─── Supplied records

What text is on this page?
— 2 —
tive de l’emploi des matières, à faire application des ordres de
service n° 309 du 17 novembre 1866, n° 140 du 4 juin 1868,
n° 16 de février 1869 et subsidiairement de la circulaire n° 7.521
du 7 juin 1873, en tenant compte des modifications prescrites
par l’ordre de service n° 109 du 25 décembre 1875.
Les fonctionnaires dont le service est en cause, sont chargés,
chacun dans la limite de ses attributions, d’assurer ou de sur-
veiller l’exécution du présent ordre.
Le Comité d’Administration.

──────

■ What the task asks
Every entry should be printed again exactly as it stands.

■ Response to the task
What text is on this page?
— 2 —
tive de l’emploi des matières, à faire application des ordres de
service n° 309 du 17 novembre 1866, n° 140 du 4 juin 1868,
n° 16 de février 1869 et subsidiairement de la circulaire n° 7.521
du 7 juin 1873, en tenant compte des modifications prescrites
par l’ordre de service n° 109 du 25 décembre 1875.
Les fonctionnaires dont le service est en cause, sont chargés,
chacun dans la limite de ses attributions, d’assurer ou de sur-
veiller l’exécution du présent ordre.
Le Comité d’Administration.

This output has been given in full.